* _What this task involves_
Check each line of the records below and collect those that include the word "text".

* _Records for processing_
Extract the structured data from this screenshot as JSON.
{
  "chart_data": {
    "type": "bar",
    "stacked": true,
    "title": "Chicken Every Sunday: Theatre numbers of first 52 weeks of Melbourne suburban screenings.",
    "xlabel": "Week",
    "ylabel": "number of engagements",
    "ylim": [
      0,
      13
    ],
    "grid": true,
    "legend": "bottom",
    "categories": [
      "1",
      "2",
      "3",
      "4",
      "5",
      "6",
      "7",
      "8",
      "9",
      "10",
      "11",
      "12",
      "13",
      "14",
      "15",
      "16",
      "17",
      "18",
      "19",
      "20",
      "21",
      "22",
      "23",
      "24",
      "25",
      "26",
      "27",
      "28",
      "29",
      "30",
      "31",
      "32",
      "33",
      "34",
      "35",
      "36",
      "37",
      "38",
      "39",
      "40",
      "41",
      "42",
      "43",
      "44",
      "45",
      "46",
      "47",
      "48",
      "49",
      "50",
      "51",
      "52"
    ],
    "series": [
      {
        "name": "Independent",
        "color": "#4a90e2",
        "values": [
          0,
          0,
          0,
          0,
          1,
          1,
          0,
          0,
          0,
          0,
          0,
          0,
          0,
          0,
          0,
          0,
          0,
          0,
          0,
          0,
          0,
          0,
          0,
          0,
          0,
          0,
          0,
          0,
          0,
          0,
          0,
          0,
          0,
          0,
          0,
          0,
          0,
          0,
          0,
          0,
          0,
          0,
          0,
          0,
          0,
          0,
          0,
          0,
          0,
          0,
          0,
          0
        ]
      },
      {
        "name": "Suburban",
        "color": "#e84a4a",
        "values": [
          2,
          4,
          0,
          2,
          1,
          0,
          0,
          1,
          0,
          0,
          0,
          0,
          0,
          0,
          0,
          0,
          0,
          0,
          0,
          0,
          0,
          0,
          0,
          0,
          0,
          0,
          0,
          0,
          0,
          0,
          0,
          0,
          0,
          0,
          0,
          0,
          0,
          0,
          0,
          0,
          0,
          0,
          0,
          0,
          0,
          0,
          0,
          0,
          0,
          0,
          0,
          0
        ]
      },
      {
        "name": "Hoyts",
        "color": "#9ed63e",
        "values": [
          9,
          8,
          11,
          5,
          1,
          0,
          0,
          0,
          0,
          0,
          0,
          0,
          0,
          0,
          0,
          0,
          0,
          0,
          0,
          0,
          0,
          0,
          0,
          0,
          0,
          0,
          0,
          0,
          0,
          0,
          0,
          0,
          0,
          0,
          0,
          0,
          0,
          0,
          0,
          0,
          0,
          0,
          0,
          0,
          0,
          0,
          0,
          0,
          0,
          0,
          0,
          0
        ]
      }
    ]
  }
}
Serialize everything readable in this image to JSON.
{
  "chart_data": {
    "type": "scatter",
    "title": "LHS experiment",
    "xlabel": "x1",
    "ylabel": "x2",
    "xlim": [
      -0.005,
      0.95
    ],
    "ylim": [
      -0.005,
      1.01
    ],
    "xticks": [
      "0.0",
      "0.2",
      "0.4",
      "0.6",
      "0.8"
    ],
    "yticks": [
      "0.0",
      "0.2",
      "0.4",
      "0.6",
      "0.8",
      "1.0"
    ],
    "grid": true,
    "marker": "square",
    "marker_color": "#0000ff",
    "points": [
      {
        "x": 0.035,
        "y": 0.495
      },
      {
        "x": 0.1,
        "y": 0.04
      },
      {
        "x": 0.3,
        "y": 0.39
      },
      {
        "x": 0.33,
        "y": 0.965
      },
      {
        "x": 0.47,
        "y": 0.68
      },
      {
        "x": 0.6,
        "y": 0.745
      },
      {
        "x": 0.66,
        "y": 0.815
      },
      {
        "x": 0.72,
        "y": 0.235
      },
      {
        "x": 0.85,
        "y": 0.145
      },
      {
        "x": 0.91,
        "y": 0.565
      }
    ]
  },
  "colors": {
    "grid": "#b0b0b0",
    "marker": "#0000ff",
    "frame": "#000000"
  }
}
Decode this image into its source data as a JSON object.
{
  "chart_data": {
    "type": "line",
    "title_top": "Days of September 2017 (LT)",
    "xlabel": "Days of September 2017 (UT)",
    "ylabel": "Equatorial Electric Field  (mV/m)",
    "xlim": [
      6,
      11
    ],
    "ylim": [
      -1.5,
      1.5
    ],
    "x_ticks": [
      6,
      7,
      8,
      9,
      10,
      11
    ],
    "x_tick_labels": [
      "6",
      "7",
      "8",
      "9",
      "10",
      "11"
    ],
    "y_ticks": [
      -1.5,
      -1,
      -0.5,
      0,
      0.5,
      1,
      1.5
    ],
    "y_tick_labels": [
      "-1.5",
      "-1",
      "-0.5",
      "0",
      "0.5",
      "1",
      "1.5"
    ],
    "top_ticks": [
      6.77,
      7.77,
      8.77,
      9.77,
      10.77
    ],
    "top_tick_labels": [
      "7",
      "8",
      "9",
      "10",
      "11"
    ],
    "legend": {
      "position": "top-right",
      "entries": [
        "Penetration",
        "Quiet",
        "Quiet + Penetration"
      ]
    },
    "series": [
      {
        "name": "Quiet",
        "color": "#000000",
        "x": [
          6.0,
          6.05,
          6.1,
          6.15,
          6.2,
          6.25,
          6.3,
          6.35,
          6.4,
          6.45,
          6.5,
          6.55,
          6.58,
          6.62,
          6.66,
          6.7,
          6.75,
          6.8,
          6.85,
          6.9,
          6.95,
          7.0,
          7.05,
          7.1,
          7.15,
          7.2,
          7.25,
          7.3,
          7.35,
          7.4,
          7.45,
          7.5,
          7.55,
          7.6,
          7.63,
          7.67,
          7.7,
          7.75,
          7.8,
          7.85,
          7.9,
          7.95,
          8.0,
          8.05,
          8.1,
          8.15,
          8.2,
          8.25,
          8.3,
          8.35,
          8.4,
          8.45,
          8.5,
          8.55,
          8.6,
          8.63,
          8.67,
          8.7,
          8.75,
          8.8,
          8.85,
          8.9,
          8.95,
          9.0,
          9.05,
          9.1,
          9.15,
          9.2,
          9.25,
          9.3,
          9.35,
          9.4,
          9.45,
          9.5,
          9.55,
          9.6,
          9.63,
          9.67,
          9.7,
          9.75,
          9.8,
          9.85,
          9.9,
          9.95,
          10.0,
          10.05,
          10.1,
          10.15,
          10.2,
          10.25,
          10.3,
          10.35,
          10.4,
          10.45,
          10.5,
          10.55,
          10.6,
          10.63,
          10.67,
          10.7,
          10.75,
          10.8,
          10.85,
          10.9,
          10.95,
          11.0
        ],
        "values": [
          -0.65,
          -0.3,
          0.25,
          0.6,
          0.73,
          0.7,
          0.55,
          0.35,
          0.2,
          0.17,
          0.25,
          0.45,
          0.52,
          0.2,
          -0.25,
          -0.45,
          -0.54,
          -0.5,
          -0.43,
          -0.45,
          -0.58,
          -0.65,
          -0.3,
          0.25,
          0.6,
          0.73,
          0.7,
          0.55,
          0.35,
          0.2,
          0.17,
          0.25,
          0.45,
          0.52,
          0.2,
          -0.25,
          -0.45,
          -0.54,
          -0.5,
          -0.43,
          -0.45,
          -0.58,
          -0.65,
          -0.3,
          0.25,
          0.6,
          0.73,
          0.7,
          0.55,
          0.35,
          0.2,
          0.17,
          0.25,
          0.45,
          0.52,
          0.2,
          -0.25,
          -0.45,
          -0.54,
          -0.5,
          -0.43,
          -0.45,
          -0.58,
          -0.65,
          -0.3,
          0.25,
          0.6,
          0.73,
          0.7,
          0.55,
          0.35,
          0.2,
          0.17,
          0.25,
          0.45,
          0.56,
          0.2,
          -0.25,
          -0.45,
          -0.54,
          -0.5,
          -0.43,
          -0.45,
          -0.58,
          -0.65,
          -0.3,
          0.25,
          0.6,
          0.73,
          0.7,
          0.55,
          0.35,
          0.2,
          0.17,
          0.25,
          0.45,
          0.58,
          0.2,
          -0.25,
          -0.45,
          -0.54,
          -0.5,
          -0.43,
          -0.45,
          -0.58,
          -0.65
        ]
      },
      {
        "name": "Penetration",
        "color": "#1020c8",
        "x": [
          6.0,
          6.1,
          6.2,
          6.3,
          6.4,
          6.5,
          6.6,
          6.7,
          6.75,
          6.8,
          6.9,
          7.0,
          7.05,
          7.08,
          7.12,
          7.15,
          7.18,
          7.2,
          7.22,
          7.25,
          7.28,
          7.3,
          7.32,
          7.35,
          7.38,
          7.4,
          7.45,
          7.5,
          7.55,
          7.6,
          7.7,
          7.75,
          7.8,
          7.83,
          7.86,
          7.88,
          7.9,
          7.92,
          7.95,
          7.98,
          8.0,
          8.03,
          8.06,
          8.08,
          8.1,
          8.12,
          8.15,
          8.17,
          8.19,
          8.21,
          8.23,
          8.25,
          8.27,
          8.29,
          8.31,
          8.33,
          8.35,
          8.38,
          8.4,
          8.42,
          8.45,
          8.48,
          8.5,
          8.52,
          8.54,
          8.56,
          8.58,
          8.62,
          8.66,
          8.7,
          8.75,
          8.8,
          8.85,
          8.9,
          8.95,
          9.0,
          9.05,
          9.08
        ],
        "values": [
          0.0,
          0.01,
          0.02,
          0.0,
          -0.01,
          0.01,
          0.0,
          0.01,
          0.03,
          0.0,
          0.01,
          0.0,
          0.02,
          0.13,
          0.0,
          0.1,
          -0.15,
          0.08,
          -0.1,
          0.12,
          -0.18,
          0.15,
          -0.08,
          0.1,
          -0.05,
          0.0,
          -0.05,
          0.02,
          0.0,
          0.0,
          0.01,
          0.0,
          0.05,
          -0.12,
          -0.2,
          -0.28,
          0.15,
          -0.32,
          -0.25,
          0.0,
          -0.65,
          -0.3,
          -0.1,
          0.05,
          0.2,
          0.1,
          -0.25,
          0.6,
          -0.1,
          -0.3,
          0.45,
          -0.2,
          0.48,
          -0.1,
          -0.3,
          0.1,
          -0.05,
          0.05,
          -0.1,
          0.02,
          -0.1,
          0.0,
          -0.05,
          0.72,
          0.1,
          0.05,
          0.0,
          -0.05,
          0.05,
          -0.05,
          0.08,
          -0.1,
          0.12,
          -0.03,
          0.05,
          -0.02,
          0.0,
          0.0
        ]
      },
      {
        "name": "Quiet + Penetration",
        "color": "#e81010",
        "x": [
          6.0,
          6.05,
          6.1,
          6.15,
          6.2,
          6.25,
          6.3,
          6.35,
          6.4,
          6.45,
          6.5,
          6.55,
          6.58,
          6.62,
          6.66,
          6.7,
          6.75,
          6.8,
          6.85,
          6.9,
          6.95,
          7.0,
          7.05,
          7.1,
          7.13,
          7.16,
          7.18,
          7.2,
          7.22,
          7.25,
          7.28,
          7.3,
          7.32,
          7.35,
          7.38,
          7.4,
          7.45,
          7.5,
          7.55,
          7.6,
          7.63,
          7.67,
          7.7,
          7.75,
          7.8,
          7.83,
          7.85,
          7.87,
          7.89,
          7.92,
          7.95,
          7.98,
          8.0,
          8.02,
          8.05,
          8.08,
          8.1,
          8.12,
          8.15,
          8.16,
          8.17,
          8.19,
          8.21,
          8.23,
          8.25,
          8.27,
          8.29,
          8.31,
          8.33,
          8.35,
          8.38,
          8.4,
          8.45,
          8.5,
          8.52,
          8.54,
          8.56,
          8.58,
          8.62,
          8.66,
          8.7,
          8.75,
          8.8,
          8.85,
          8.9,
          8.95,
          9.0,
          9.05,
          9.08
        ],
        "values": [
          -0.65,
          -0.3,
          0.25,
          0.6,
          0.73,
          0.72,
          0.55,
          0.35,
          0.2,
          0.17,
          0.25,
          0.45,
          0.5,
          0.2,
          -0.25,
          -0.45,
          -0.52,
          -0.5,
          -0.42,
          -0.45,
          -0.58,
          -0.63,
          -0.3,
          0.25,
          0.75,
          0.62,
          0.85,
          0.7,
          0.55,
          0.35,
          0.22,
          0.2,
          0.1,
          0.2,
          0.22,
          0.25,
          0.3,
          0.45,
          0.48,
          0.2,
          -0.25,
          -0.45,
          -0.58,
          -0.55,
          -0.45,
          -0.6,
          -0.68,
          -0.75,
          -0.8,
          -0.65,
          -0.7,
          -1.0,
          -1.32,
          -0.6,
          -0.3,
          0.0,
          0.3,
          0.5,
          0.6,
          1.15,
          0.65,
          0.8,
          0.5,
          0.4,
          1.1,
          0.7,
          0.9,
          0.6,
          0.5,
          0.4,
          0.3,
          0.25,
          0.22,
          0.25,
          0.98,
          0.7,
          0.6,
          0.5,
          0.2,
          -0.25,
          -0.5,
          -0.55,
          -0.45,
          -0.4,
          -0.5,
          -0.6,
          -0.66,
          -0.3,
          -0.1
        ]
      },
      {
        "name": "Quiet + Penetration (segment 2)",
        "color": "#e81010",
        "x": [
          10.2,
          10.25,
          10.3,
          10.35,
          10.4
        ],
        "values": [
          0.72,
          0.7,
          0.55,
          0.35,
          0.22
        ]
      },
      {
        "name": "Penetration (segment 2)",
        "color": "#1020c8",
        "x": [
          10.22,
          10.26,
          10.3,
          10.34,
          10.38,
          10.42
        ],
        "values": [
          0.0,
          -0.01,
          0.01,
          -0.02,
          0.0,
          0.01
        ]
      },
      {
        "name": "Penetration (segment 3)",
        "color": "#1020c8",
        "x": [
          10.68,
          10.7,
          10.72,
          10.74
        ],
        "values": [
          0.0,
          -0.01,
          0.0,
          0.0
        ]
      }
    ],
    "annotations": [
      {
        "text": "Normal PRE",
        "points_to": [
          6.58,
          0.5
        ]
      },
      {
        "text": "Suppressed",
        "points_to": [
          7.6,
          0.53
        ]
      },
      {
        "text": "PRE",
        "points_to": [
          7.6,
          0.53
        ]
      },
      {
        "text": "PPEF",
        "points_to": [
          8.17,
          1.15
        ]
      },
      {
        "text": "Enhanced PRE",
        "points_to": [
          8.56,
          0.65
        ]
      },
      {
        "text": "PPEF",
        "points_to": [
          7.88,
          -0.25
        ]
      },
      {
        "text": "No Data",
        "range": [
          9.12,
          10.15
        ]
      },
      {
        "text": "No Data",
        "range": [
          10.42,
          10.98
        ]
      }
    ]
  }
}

* _Task result_
        "text": "Normal PRE",
        "text": "Suppressed",
        "text": "PRE",
        "text": "PPEF",
        "text": "Enhanced PRE",
        "text": "PPEF",
        "text": "No Data",
        "text": "No Data",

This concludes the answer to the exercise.